TASK DESCRIPTION: Scan the lines below for the word "menghasilkan". Copy each line you find it in.
BEGIN GIVEN DATA
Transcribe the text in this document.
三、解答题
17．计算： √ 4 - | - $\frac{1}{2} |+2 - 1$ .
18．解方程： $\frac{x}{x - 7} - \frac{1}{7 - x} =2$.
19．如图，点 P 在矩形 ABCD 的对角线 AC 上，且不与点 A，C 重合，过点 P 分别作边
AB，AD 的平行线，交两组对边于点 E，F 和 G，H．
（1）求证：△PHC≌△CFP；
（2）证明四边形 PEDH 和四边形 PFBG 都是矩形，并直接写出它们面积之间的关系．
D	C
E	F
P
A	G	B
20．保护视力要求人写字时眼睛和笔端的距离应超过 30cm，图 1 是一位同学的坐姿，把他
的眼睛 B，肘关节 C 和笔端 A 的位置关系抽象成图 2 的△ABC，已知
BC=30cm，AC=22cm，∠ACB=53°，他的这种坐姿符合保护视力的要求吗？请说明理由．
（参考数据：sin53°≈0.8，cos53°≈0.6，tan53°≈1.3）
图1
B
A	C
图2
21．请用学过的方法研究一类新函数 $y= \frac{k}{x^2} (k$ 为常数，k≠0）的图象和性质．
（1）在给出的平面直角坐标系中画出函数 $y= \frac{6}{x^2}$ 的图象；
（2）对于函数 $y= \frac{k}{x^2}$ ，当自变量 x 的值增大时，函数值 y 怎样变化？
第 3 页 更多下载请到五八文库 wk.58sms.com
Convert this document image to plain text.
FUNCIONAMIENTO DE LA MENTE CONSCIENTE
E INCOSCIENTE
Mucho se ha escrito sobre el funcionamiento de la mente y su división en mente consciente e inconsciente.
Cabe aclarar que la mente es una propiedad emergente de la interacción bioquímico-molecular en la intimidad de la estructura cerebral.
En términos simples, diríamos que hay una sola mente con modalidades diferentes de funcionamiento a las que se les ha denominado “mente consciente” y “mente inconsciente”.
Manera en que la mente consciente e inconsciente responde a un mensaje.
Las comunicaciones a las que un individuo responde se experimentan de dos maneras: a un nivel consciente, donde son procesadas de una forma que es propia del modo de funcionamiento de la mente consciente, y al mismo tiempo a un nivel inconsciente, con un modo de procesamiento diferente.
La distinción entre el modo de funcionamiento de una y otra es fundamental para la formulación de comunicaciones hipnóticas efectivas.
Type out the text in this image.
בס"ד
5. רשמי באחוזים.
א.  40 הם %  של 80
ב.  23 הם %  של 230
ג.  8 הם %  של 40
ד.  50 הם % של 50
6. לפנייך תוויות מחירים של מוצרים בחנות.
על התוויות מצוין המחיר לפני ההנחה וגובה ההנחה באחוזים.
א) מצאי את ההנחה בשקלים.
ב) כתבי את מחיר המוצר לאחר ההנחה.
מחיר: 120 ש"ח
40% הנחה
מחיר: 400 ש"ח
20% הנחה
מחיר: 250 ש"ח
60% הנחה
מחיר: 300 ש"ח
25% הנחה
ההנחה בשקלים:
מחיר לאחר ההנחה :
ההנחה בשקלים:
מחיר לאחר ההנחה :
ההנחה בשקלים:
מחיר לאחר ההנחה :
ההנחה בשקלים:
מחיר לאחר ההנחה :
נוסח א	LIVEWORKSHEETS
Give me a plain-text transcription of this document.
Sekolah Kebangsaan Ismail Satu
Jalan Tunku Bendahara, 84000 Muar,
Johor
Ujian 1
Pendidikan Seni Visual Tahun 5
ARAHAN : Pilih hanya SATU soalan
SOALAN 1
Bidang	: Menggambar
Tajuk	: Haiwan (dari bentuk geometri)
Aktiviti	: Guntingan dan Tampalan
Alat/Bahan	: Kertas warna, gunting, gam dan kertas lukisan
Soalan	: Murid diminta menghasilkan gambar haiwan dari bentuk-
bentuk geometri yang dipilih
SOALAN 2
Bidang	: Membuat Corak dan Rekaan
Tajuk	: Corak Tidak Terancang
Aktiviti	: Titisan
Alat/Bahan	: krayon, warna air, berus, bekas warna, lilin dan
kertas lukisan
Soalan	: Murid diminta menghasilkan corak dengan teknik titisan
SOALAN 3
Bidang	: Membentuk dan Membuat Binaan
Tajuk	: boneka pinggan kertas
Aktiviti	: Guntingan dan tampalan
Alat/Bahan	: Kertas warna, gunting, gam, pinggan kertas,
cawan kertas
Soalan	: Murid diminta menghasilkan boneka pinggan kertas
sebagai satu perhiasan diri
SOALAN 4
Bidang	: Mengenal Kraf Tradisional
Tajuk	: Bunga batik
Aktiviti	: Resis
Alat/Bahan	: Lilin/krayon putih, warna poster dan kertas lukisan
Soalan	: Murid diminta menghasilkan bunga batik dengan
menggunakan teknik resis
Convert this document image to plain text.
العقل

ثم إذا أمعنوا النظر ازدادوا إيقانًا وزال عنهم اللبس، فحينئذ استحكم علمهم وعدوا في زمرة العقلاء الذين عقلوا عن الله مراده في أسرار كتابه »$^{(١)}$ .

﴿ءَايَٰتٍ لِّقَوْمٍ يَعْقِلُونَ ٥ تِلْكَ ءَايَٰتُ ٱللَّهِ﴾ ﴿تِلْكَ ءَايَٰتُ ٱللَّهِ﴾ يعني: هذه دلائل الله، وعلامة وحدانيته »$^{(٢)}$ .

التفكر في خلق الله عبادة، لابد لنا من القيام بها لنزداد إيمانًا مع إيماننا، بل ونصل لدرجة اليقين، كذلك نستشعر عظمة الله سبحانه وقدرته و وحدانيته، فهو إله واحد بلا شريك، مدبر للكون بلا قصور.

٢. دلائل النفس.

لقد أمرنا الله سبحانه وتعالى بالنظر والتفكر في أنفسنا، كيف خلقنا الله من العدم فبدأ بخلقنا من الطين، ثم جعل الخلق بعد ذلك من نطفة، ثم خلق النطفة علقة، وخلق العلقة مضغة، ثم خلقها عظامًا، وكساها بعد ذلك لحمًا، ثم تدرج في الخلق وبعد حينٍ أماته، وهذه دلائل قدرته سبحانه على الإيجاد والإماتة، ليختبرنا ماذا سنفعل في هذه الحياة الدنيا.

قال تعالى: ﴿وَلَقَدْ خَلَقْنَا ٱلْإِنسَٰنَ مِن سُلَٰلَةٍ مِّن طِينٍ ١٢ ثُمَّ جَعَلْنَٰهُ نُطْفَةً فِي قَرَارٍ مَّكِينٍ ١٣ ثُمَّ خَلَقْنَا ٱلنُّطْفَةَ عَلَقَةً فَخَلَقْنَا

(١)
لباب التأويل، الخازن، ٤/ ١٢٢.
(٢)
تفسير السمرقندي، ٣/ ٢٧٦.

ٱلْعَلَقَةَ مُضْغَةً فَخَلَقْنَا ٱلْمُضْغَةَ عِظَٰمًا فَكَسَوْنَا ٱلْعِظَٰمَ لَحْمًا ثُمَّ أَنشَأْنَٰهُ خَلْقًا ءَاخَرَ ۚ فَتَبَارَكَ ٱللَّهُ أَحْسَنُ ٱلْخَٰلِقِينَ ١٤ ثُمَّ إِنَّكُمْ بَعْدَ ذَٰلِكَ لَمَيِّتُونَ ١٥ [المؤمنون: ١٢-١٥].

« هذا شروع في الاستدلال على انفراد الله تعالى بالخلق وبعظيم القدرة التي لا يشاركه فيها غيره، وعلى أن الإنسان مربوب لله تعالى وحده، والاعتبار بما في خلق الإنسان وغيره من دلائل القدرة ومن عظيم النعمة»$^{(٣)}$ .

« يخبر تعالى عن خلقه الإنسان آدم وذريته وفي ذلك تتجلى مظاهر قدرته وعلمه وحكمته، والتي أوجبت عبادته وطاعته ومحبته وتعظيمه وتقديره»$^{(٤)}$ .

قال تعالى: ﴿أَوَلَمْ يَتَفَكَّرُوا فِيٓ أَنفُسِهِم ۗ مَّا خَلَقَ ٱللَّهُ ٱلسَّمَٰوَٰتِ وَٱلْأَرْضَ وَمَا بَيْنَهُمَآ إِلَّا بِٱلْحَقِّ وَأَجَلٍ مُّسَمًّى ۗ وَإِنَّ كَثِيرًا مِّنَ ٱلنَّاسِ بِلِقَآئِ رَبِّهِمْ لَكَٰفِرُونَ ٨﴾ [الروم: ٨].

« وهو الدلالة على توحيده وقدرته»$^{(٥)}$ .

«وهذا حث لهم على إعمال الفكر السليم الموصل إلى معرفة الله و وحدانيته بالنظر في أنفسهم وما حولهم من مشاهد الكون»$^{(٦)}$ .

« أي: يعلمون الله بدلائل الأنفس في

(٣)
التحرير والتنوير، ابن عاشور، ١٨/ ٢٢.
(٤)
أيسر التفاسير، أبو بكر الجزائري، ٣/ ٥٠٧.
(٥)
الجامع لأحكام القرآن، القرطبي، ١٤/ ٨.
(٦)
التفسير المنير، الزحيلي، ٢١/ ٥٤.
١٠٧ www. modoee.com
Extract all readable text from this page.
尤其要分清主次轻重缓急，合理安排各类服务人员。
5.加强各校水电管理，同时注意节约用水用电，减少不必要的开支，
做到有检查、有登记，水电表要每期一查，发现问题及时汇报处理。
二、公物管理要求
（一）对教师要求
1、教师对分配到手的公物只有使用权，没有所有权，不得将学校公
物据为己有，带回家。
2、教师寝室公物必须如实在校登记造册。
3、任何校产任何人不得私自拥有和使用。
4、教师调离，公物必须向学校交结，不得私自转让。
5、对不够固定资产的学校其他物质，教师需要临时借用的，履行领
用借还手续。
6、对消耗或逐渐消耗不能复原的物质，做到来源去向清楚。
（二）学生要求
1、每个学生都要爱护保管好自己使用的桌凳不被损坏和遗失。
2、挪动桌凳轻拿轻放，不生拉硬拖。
END GIVEN DATA
REPLY TO THE EXERCISE:
Soalan	: Murid diminta menghasilkan gambar haiwan dari bentuk-
Soalan	: Murid diminta menghasilkan corak dengan teknik titisan
Soalan	: Murid diminta menghasilkan boneka pinggan kertas
Soalan	: Murid diminta menghasilkan bunga batik dengan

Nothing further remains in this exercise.